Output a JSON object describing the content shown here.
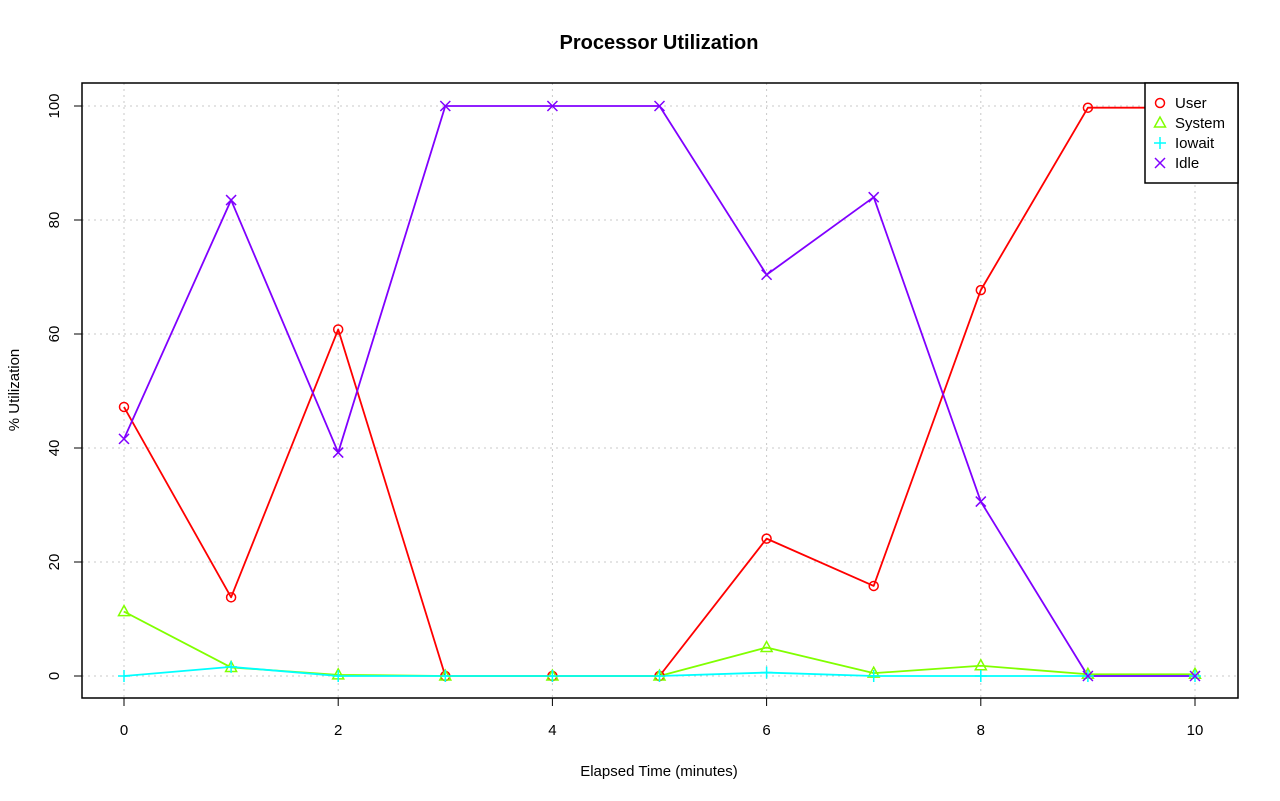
{
  "chart_data": {
    "type": "line",
    "title": "Processor Utilization",
    "xlabel": "Elapsed Time (minutes)",
    "ylabel": "% Utilization",
    "xlim": [
      0,
      10
    ],
    "ylim": [
      0,
      100
    ],
    "x_ticks": [
      0,
      2,
      4,
      6,
      8,
      10
    ],
    "y_ticks": [
      0,
      20,
      40,
      60,
      80,
      100
    ],
    "grid": true,
    "legend_position": "top-right",
    "x": [
      0,
      1,
      2,
      3,
      4,
      5,
      6,
      7,
      8,
      9,
      10
    ],
    "series": [
      {
        "name": "User",
        "color": "#ff0000",
        "marker": "circle",
        "values": [
          47.2,
          13.8,
          60.8,
          0,
          0,
          0,
          24.1,
          15.8,
          67.7,
          99.7,
          99.7
        ]
      },
      {
        "name": "System",
        "color": "#80ff00",
        "marker": "triangle",
        "values": [
          11.3,
          1.5,
          0.2,
          0,
          0,
          0,
          5.0,
          0.5,
          1.8,
          0.3,
          0.3
        ]
      },
      {
        "name": "Iowait",
        "color": "#00ffff",
        "marker": "plus",
        "values": [
          0,
          1.6,
          0,
          0,
          0,
          0,
          0.6,
          0,
          0,
          0,
          0
        ]
      },
      {
        "name": "Idle",
        "color": "#8000ff",
        "marker": "cross",
        "values": [
          41.6,
          83.5,
          39.2,
          100,
          100,
          100,
          70.4,
          84.0,
          30.6,
          0,
          0
        ]
      }
    ]
  }
}
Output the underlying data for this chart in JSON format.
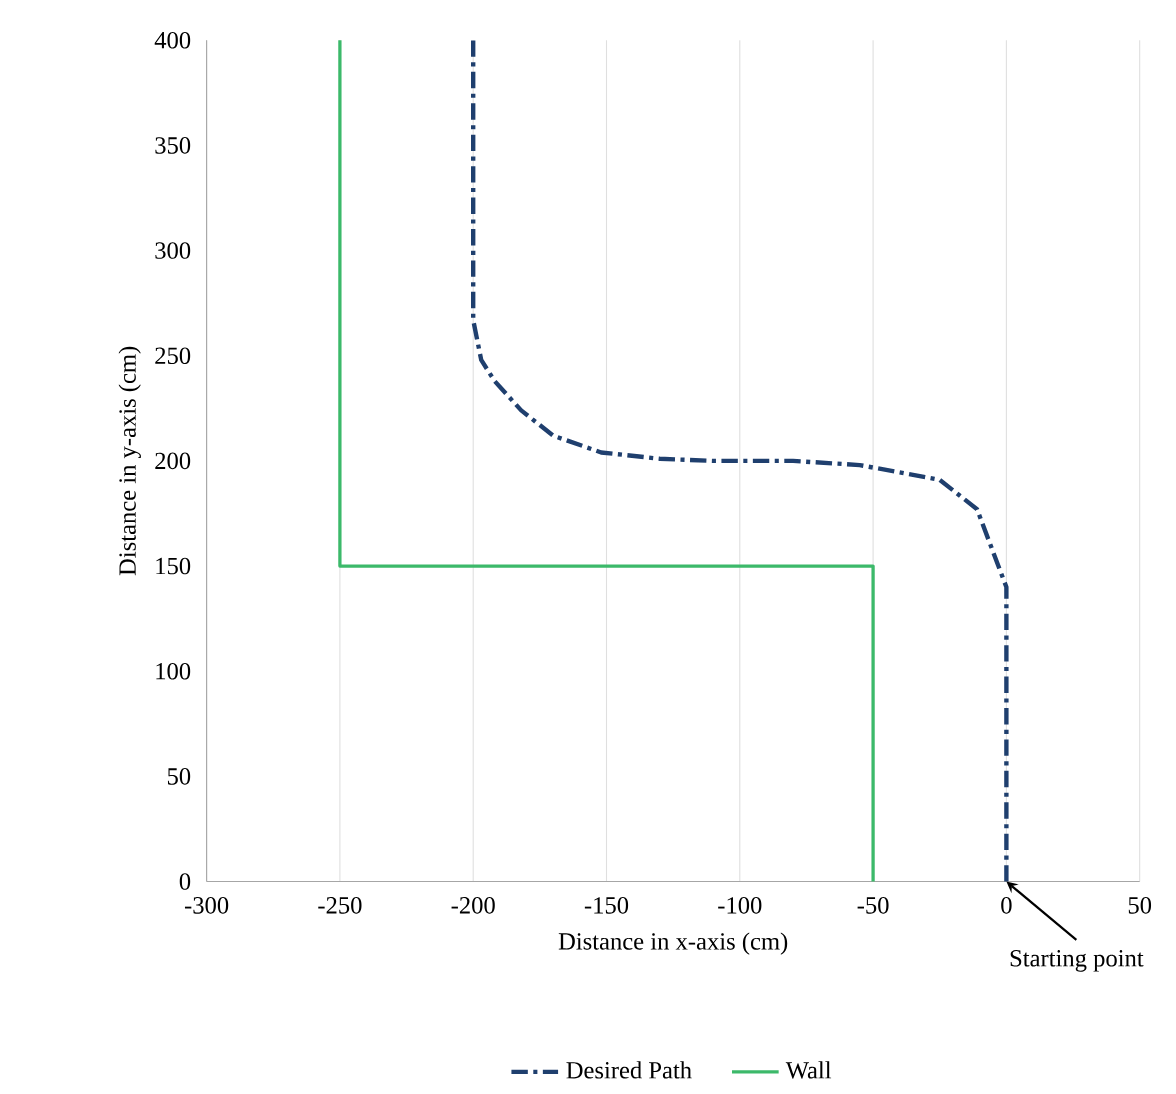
{
  "chart_data": {
    "type": "line",
    "xlabel": "Distance in x-axis (cm)",
    "ylabel": "Distance in y-axis (cm)",
    "xlim": [
      -300,
      50
    ],
    "xticks": [
      -300,
      -250,
      -200,
      -150,
      -100,
      -50,
      0,
      50
    ],
    "ylim": [
      0,
      400
    ],
    "yticks": [
      0,
      50,
      100,
      150,
      200,
      250,
      300,
      350,
      400
    ],
    "grid": "x",
    "legend": "bottom",
    "series": [
      {
        "name": "Desired Path",
        "color": "#1f3f6e",
        "line_style": "dashed",
        "x": [
          0,
          0,
          -3,
          -11,
          -25,
          -55,
          -80,
          -110,
          -130,
          -152,
          -170,
          -182,
          -192,
          -197,
          -200,
          -200
        ],
        "values": [
          0,
          140,
          150,
          177,
          191,
          198,
          200,
          200,
          201,
          204,
          212,
          224,
          238,
          248,
          267,
          400
        ]
      },
      {
        "name": "Wall",
        "color": "#3cb96a",
        "line_style": "solid",
        "x": [
          -50,
          -50,
          -250,
          -250
        ],
        "values": [
          0,
          150,
          150,
          400
        ]
      }
    ],
    "annotations": [
      {
        "text": "Starting point",
        "x": 0,
        "y": 0
      }
    ]
  }
}
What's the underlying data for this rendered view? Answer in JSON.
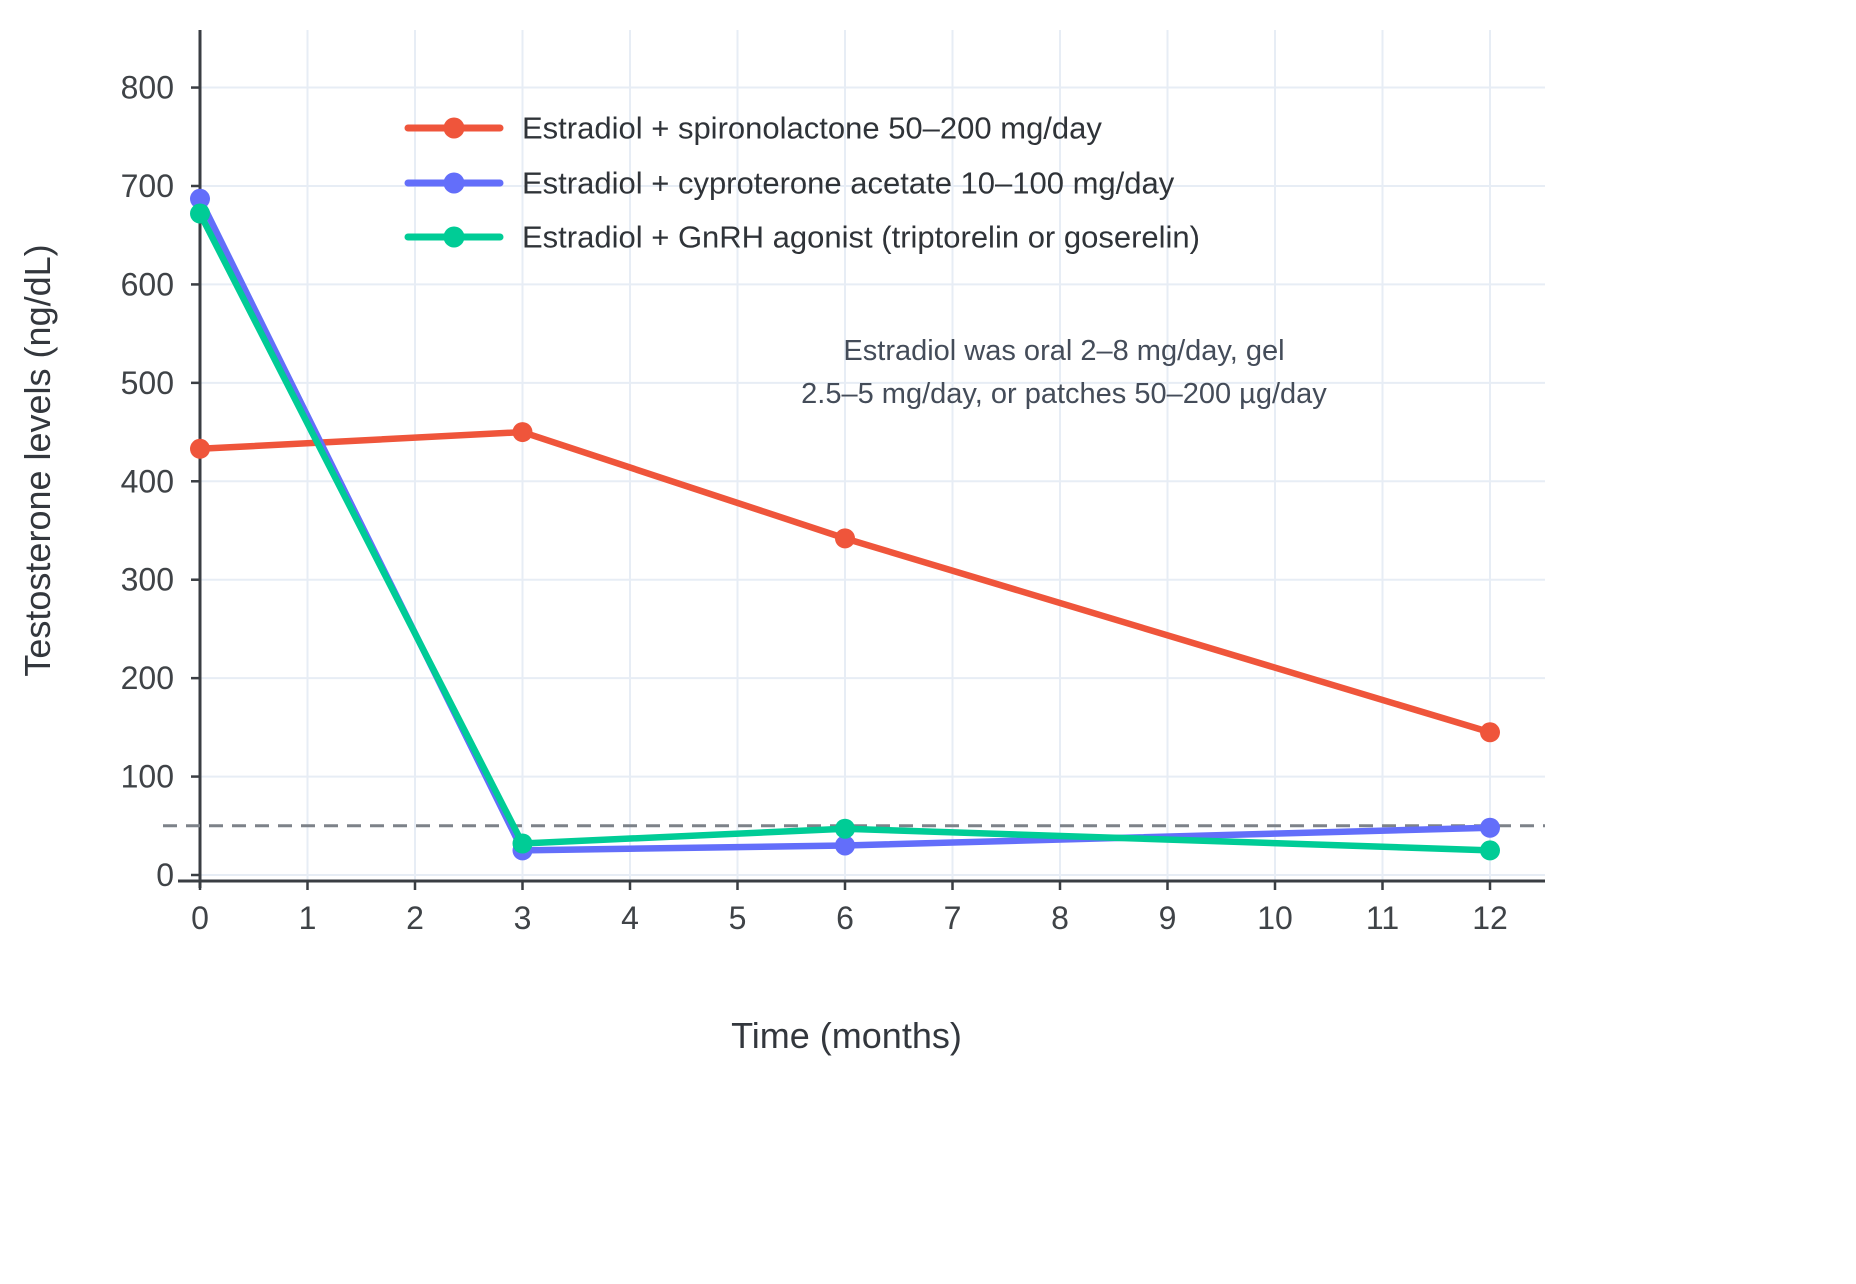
{
  "chart_data": {
    "type": "line",
    "title": "",
    "xlabel": "Time (months)",
    "ylabel": "Testosterone levels (ng/dL)",
    "x": [
      0,
      3,
      6,
      12
    ],
    "xticks": [
      0,
      1,
      2,
      3,
      4,
      5,
      6,
      7,
      8,
      9,
      10,
      11,
      12
    ],
    "yticks": [
      0,
      100,
      200,
      300,
      400,
      500,
      600,
      700,
      800
    ],
    "xlim": [
      0,
      12.5
    ],
    "ylim": [
      -15,
      855
    ],
    "grid": true,
    "legend_position": "top-left-inside",
    "series": [
      {
        "name": "Estradiol + spironolactone 50–200 mg/day",
        "color": "#EF553B",
        "values": [
          433,
          450,
          342,
          145
        ]
      },
      {
        "name": "Estradiol + cyproterone acetate 10–100 mg/day",
        "color": "#636EFA",
        "values": [
          687,
          25,
          30,
          48
        ]
      },
      {
        "name": "Estradiol + GnRH agonist (triptorelin or goserelin)",
        "color": "#00CC96",
        "values": [
          672,
          32,
          47,
          25
        ]
      }
    ],
    "threshold_line": {
      "y": 50,
      "style": "dashed",
      "color": "#7d8289"
    },
    "annotation": {
      "lines": [
        "Estradiol was oral 2–8 mg/day, gel",
        "2.5–5 mg/day, or patches 50–200 µg/day"
      ],
      "color": "#444c59"
    },
    "colors": {
      "grid": "#e7edf5",
      "axis": "#3a3e43",
      "tick_text": "#3f4347",
      "legend_text": "#2f3338",
      "title_text": "#33373d"
    }
  }
}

AIM:
Locate the word "Utilization" in the data above. Copy every line carrying it.

OUTPUT:
    "title": "Processor Utilization",
    "ylabel": "% Utilization",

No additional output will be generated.